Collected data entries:
* * * * * * * * *

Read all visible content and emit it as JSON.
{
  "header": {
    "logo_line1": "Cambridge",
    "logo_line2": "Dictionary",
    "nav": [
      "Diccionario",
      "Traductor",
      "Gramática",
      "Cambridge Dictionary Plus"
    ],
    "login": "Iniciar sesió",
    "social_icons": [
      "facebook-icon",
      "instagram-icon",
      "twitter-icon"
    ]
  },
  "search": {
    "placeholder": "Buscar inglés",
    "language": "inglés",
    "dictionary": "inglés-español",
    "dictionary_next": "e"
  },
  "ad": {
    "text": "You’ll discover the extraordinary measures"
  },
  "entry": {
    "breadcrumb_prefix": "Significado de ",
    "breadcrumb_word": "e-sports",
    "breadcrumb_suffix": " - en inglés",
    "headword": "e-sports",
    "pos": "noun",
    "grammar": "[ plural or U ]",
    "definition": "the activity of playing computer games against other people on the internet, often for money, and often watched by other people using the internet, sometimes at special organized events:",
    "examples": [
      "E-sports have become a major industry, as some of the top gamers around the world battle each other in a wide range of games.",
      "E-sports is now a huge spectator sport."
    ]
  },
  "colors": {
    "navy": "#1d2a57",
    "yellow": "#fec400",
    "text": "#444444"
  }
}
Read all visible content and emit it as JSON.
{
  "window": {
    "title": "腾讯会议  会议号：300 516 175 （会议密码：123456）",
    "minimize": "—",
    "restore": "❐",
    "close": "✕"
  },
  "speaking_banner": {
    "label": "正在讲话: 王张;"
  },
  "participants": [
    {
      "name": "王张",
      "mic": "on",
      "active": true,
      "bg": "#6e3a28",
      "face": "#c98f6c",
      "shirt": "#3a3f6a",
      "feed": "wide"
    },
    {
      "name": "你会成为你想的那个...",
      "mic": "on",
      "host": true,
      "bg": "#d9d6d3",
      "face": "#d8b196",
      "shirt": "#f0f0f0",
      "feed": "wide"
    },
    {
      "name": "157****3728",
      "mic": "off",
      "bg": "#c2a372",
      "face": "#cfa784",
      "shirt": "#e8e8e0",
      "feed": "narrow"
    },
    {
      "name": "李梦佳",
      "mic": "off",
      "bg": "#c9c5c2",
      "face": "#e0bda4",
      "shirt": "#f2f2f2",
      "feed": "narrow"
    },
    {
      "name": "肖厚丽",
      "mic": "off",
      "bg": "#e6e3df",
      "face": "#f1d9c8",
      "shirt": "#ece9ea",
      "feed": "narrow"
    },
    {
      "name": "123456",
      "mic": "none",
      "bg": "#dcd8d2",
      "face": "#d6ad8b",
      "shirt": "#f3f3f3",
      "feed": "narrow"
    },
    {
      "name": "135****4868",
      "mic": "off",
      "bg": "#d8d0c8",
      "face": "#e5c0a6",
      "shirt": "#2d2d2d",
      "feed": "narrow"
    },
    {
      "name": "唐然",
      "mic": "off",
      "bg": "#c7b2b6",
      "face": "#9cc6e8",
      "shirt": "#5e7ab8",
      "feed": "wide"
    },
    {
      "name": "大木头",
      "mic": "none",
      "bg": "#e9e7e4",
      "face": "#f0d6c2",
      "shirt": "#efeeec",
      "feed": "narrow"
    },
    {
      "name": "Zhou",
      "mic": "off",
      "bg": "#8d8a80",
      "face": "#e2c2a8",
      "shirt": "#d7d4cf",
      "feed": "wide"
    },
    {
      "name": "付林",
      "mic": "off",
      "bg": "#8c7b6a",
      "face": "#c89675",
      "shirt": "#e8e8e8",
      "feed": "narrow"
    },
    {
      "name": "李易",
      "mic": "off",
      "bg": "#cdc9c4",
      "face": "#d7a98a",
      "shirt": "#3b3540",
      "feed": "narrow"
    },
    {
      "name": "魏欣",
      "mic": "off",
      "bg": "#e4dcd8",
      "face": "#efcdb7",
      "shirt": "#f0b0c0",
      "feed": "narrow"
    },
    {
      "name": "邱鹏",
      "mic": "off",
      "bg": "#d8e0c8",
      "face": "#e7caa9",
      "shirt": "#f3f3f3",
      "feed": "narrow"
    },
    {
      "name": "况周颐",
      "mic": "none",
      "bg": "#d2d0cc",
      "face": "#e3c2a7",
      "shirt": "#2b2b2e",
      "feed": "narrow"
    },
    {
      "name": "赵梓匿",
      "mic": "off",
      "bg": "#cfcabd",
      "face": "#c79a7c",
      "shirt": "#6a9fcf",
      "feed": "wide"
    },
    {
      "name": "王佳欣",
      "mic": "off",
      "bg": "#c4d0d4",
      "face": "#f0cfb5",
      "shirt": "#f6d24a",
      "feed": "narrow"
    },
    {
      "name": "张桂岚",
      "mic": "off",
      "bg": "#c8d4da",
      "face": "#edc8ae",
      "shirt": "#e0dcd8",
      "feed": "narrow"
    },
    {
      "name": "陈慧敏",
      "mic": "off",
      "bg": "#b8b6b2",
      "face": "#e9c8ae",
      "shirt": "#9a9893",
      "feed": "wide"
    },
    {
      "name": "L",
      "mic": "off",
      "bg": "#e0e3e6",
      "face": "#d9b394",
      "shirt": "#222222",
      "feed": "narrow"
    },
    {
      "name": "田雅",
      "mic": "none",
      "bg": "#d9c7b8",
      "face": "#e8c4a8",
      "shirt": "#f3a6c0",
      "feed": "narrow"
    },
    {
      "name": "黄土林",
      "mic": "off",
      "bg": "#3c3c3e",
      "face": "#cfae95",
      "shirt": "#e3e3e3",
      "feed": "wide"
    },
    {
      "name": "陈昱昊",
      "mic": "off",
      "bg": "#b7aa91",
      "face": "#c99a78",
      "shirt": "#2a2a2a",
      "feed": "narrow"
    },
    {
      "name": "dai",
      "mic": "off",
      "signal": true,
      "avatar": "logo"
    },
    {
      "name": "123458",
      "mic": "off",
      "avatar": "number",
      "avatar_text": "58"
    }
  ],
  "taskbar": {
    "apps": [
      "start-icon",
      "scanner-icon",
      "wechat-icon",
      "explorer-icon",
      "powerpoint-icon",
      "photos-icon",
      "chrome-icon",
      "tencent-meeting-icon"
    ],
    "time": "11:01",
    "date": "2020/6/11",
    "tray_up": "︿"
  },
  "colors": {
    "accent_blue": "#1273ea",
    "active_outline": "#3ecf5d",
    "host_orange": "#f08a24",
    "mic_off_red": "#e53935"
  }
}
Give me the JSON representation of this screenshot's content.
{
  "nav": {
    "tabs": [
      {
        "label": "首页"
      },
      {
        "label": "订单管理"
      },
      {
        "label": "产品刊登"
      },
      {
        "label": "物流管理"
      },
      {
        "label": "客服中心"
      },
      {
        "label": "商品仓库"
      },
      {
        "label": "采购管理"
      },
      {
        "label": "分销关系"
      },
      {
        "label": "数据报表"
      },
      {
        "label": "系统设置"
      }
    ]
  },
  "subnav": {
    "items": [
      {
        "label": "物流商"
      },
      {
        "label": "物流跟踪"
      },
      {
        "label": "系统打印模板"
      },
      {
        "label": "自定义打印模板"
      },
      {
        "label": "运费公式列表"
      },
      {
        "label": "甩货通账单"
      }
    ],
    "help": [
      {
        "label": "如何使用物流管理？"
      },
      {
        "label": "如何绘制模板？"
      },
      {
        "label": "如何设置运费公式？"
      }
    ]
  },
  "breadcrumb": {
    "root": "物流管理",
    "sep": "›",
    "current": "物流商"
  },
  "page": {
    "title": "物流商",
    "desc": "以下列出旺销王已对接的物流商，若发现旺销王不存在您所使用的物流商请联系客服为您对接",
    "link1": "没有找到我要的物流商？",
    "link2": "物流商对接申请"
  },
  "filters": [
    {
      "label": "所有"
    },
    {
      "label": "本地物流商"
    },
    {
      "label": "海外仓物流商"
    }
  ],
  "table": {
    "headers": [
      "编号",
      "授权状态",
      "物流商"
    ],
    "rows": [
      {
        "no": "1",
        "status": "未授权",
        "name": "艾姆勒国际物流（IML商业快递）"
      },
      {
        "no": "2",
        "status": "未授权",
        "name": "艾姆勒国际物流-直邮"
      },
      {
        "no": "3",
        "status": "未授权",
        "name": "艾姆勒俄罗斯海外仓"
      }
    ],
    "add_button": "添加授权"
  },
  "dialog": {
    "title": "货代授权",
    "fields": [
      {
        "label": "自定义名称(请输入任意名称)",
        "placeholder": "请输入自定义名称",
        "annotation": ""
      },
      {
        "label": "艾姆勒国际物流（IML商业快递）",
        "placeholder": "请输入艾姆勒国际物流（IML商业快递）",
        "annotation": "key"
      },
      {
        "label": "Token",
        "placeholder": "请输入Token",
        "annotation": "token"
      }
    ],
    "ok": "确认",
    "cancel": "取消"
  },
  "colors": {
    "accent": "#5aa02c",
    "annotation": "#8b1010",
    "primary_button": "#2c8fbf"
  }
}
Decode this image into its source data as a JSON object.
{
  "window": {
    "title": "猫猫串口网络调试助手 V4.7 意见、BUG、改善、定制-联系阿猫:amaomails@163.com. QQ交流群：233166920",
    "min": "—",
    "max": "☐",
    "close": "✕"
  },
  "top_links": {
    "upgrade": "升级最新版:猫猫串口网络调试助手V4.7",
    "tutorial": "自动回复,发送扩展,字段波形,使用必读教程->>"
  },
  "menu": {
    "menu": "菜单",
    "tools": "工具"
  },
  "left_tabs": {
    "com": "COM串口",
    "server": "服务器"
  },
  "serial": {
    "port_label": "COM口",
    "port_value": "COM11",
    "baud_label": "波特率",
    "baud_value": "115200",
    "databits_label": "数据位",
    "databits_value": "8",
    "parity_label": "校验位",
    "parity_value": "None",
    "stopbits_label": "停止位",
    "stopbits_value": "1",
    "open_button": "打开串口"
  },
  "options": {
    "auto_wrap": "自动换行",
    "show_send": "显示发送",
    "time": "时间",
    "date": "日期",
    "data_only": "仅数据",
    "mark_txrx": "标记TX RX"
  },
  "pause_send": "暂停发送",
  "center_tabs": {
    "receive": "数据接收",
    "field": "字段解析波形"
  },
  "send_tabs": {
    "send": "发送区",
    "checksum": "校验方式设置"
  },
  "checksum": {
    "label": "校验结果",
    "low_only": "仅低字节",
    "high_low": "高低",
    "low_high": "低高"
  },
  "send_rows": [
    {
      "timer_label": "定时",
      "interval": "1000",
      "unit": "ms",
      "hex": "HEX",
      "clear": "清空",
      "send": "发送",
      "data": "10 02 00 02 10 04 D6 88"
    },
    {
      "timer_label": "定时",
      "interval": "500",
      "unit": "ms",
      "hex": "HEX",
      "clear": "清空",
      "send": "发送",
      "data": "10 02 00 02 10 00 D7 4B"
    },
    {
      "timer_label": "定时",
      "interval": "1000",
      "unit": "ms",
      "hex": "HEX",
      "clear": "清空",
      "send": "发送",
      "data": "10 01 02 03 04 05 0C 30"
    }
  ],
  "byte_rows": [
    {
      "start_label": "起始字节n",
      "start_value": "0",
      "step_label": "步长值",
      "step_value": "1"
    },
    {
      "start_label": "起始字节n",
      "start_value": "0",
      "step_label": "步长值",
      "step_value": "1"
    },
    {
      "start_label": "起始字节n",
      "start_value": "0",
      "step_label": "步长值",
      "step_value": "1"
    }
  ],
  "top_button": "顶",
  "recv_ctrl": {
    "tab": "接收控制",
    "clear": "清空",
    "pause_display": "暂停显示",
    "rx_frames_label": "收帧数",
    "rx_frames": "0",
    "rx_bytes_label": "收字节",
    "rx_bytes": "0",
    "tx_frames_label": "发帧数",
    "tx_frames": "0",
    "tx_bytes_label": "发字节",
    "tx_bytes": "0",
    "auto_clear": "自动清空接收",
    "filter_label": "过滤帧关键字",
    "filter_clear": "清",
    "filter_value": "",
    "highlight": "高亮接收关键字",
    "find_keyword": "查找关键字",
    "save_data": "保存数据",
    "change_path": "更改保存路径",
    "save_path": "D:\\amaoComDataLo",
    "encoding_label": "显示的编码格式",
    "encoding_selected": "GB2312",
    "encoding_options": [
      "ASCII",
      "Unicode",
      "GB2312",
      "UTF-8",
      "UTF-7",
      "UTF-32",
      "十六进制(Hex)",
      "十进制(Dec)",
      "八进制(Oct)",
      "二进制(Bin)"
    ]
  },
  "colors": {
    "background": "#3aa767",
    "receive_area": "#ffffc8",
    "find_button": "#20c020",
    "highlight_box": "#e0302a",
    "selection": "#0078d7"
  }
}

* * * * * * * * *

→ **Job**:
Select the lines from the entries that include the word "inglés".

→ **Right answer**:
    "placeholder": "Buscar inglés",
    "language": "inglés",
    "dictionary": "inglés-español",
    "breadcrumb_suffix": " - en inglés",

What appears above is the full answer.